Written problem >> Reproduce the listing below word for word, with no pictures.

──────────────────────────────

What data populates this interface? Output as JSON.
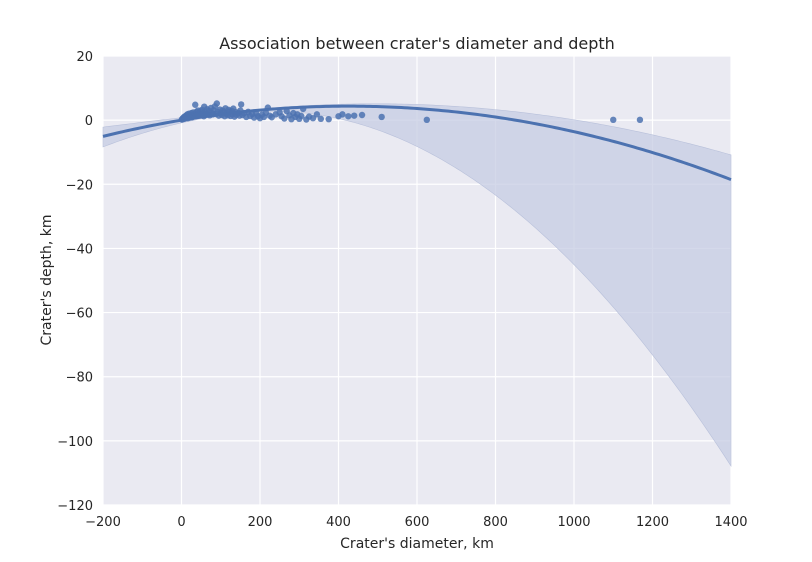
{
  "chart_data": {
    "type": "scatter",
    "title": "Association between crater's diameter and depth",
    "xlabel": "Crater's diameter, km",
    "ylabel": "Crater's depth, km",
    "xlim": [
      -200,
      1400
    ],
    "ylim": [
      -120,
      20
    ],
    "xticks": [
      -200,
      0,
      200,
      400,
      600,
      800,
      1000,
      1200,
      1400
    ],
    "yticks": [
      -120,
      -100,
      -80,
      -60,
      -40,
      -20,
      0,
      20
    ],
    "xtick_labels": [
      "−200",
      "0",
      "200",
      "400",
      "600",
      "800",
      "1000",
      "1200",
      "1400"
    ],
    "ytick_labels": [
      "−120",
      "−100",
      "−80",
      "−60",
      "−40",
      "−20",
      "0",
      "20"
    ],
    "grid": true,
    "colors": {
      "background": "#eaeaf2",
      "grid": "#ffffff",
      "points": "#4c72b0",
      "fit_line": "#4c72b0",
      "confidence_band": "#c5cce3"
    },
    "series": [
      {
        "points": [
          [
            1,
            0.2
          ],
          [
            2,
            0.3
          ],
          [
            3,
            0.5
          ],
          [
            4,
            0.6
          ],
          [
            5,
            0.8
          ],
          [
            6,
            0.4
          ],
          [
            7,
            1.0
          ],
          [
            8,
            0.5
          ],
          [
            9,
            1.2
          ],
          [
            10,
            0.9
          ],
          [
            11,
            1.3
          ],
          [
            12,
            0.7
          ],
          [
            13,
            1.5
          ],
          [
            14,
            1.0
          ],
          [
            15,
            1.8
          ],
          [
            16,
            0.6
          ],
          [
            17,
            1.4
          ],
          [
            18,
            1.1
          ],
          [
            19,
            2.0
          ],
          [
            20,
            0.8
          ],
          [
            22,
            1.6
          ],
          [
            24,
            1.2
          ],
          [
            25,
            2.2
          ],
          [
            27,
            0.9
          ],
          [
            28,
            1.7
          ],
          [
            30,
            2.4
          ],
          [
            32,
            1.3
          ],
          [
            34,
            2.0
          ],
          [
            35,
            4.8
          ],
          [
            36,
            1.5
          ],
          [
            38,
            2.6
          ],
          [
            40,
            1.8
          ],
          [
            42,
            3.0
          ],
          [
            44,
            1.4
          ],
          [
            45,
            2.3
          ],
          [
            48,
            2.8
          ],
          [
            50,
            1.6
          ],
          [
            52,
            3.2
          ],
          [
            55,
            2.1
          ],
          [
            57,
            1.2
          ],
          [
            58,
            4.2
          ],
          [
            60,
            2.5
          ],
          [
            62,
            1.7
          ],
          [
            65,
            3.4
          ],
          [
            67,
            2.0
          ],
          [
            70,
            2.9
          ],
          [
            72,
            1.5
          ],
          [
            75,
            3.8
          ],
          [
            78,
            2.2
          ],
          [
            80,
            1.8
          ],
          [
            82,
            3.1
          ],
          [
            85,
            4.3
          ],
          [
            88,
            1.9
          ],
          [
            90,
            5.2
          ],
          [
            92,
            2.6
          ],
          [
            95,
            1.4
          ],
          [
            98,
            3.3
          ],
          [
            100,
            2.1
          ],
          [
            103,
            1.6
          ],
          [
            105,
            3.0
          ],
          [
            108,
            2.4
          ],
          [
            110,
            1.2
          ],
          [
            112,
            3.7
          ],
          [
            115,
            2.0
          ],
          [
            118,
            1.5
          ],
          [
            120,
            3.2
          ],
          [
            123,
            2.7
          ],
          [
            125,
            1.3
          ],
          [
            128,
            2.9
          ],
          [
            130,
            1.8
          ],
          [
            132,
            3.6
          ],
          [
            135,
            1.1
          ],
          [
            138,
            2.5
          ],
          [
            140,
            1.7
          ],
          [
            145,
            2.3
          ],
          [
            148,
            1.4
          ],
          [
            150,
            3.0
          ],
          [
            152,
            4.9
          ],
          [
            155,
            1.6
          ],
          [
            160,
            2.2
          ],
          [
            165,
            1.0
          ],
          [
            170,
            2.6
          ],
          [
            175,
            1.3
          ],
          [
            180,
            1.9
          ],
          [
            185,
            0.8
          ],
          [
            190,
            2.1
          ],
          [
            195,
            1.2
          ],
          [
            200,
            0.6
          ],
          [
            205,
            1.7
          ],
          [
            210,
            1.0
          ],
          [
            215,
            2.3
          ],
          [
            220,
            3.9
          ],
          [
            225,
            1.4
          ],
          [
            230,
            0.9
          ],
          [
            240,
            1.8
          ],
          [
            250,
            2.4
          ],
          [
            255,
            1.2
          ],
          [
            262,
            0.5
          ],
          [
            268,
            2.8
          ],
          [
            275,
            1.5
          ],
          [
            280,
            0.3
          ],
          [
            285,
            2.2
          ],
          [
            290,
            1.0
          ],
          [
            295,
            1.8
          ],
          [
            300,
            0.4
          ],
          [
            305,
            1.3
          ],
          [
            310,
            3.5
          ],
          [
            318,
            0.2
          ],
          [
            325,
            1.1
          ],
          [
            335,
            0.6
          ],
          [
            345,
            1.8
          ],
          [
            355,
            0.4
          ],
          [
            375,
            0.3
          ],
          [
            400,
            1.2
          ],
          [
            410,
            1.8
          ],
          [
            425,
            1.2
          ],
          [
            440,
            1.4
          ],
          [
            460,
            1.6
          ],
          [
            510,
            1.0
          ],
          [
            625,
            0.1
          ],
          [
            1100,
            0.1
          ],
          [
            1168,
            0.1
          ]
        ]
      }
    ],
    "fit": {
      "type": "quadratic",
      "coefficients": [
        0.0,
        0.0205,
        -2.41e-05
      ],
      "band": {
        "upper_max_offset": 7.4,
        "lower_max_offset": 89.0,
        "pivot_x": 150
      }
    }
  }
}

──────────────────────────────

Result of the exercise >>
What data populates this interface? Output as JSON.
{
  "chart_data": {
    "type": "scatter",
    "title": "Association between crater's diameter and depth",
    "xlabel": "Crater's diameter, km",
    "ylabel": "Crater's depth, km",
    "xlim": [
      -200,
      1400
    ],
    "ylim": [
      -120,
      20
    ],
    "xticks": [
      -200,
      0,
      200,
      400,
      600,
      800,
      1000,
      1200,
      1400
    ],
    "yticks": [
      -120,
      -100,
      -80,
      -60,
      -40,
      -20,
      0,
      20
    ],
    "xtick_labels": [
      "−200",
      "0",
      "200",
      "400",
      "600",
      "800",
      "1000",
      "1200",
      "1400"
    ],
    "ytick_labels": [
      "−120",
      "−100",
      "−80",
      "−60",
      "−40",
      "−20",
      "0",
      "20"
    ],
    "grid": true,
    "colors": {
      "background": "#eaeaf2",
      "grid": "#ffffff",
      "points": "#4c72b0",
      "fit_line": "#4c72b0",
      "confidence_band": "#c5cce3"
    },
    "series": [
      {
        "points": [
          [
            1,
            0.2
          ],
          [
            2,
            0.3
          ],
          [
            3,
            0.5
          ],
          [
            4,
            0.6
          ],
          [
            5,
            0.8
          ],
          [
            6,
            0.4
          ],
          [
            7,
            1.0
          ],
          [
            8,
            0.5
          ],
          [
            9,
            1.2
          ],
          [
            10,
            0.9
          ],
          [
            11,
            1.3
          ],
          [
            12,
            0.7
          ],
          [
            13,
            1.5
          ],
          [
            14,
            1.0
          ],
          [
            15,
            1.8
          ],
          [
            16,
            0.6
          ],
          [
            17,
            1.4
          ],
          [
            18,
            1.1
          ],
          [
            19,
            2.0
          ],
          [
            20,
            0.8
          ],
          [
            22,
            1.6
          ],
          [
            24,
            1.2
          ],
          [
            25,
            2.2
          ],
          [
            27,
            0.9
          ],
          [
            28,
            1.7
          ],
          [
            30,
            2.4
          ],
          [
            32,
            1.3
          ],
          [
            34,
            2.0
          ],
          [
            35,
            4.8
          ],
          [
            36,
            1.5
          ],
          [
            38,
            2.6
          ],
          [
            40,
            1.8
          ],
          [
            42,
            3.0
          ],
          [
            44,
            1.4
          ],
          [
            45,
            2.3
          ],
          [
            48,
            2.8
          ],
          [
            50,
            1.6
          ],
          [
            52,
            3.2
          ],
          [
            55,
            2.1
          ],
          [
            57,
            1.2
          ],
          [
            58,
            4.2
          ],
          [
            60,
            2.5
          ],
          [
            62,
            1.7
          ],
          [
            65,
            3.4
          ],
          [
            67,
            2.0
          ],
          [
            70,
            2.9
          ],
          [
            72,
            1.5
          ],
          [
            75,
            3.8
          ],
          [
            78,
            2.2
          ],
          [
            80,
            1.8
          ],
          [
            82,
            3.1
          ],
          [
            85,
            4.3
          ],
          [
            88,
            1.9
          ],
          [
            90,
            5.2
          ],
          [
            92,
            2.6
          ],
          [
            95,
            1.4
          ],
          [
            98,
            3.3
          ],
          [
            100,
            2.1
          ],
          [
            103,
            1.6
          ],
          [
            105,
            3.0
          ],
          [
            108,
            2.4
          ],
          [
            110,
            1.2
          ],
          [
            112,
            3.7
          ],
          [
            115,
            2.0
          ],
          [
            118,
            1.5
          ],
          [
            120,
            3.2
          ],
          [
            123,
            2.7
          ],
          [
            125,
            1.3
          ],
          [
            128,
            2.9
          ],
          [
            130,
            1.8
          ],
          [
            132,
            3.6
          ],
          [
            135,
            1.1
          ],
          [
            138,
            2.5
          ],
          [
            140,
            1.7
          ],
          [
            145,
            2.3
          ],
          [
            148,
            1.4
          ],
          [
            150,
            3.0
          ],
          [
            152,
            4.9
          ],
          [
            155,
            1.6
          ],
          [
            160,
            2.2
          ],
          [
            165,
            1.0
          ],
          [
            170,
            2.6
          ],
          [
            175,
            1.3
          ],
          [
            180,
            1.9
          ],
          [
            185,
            0.8
          ],
          [
            190,
            2.1
          ],
          [
            195,
            1.2
          ],
          [
            200,
            0.6
          ],
          [
            205,
            1.7
          ],
          [
            210,
            1.0
          ],
          [
            215,
            2.3
          ],
          [
            220,
            3.9
          ],
          [
            225,
            1.4
          ],
          [
            230,
            0.9
          ],
          [
            240,
            1.8
          ],
          [
            250,
            2.4
          ],
          [
            255,
            1.2
          ],
          [
            262,
            0.5
          ],
          [
            268,
            2.8
          ],
          [
            275,
            1.5
          ],
          [
            280,
            0.3
          ],
          [
            285,
            2.2
          ],
          [
            290,
            1.0
          ],
          [
            295,
            1.8
          ],
          [
            300,
            0.4
          ],
          [
            305,
            1.3
          ],
          [
            310,
            3.5
          ],
          [
            318,
            0.2
          ],
          [
            325,
            1.1
          ],
          [
            335,
            0.6
          ],
          [
            345,
            1.8
          ],
          [
            355,
            0.4
          ],
          [
            375,
            0.3
          ],
          [
            400,
            1.2
          ],
          [
            410,
            1.8
          ],
          [
            425,
            1.2
          ],
          [
            440,
            1.4
          ],
          [
            460,
            1.6
          ],
          [
            510,
            1.0
          ],
          [
            625,
            0.1
          ],
          [
            1100,
            0.1
          ],
          [
            1168,
            0.1
          ]
        ]
      }
    ],
    "fit": {
      "type": "quadratic",
      "coefficients": [
        0.0,
        0.0205,
        -2.41e-05
      ],
      "band": {
        "upper_max_offset": 7.4,
        "lower_max_offset": 89.0,
        "pivot_x": 150
      }
    }
  }
}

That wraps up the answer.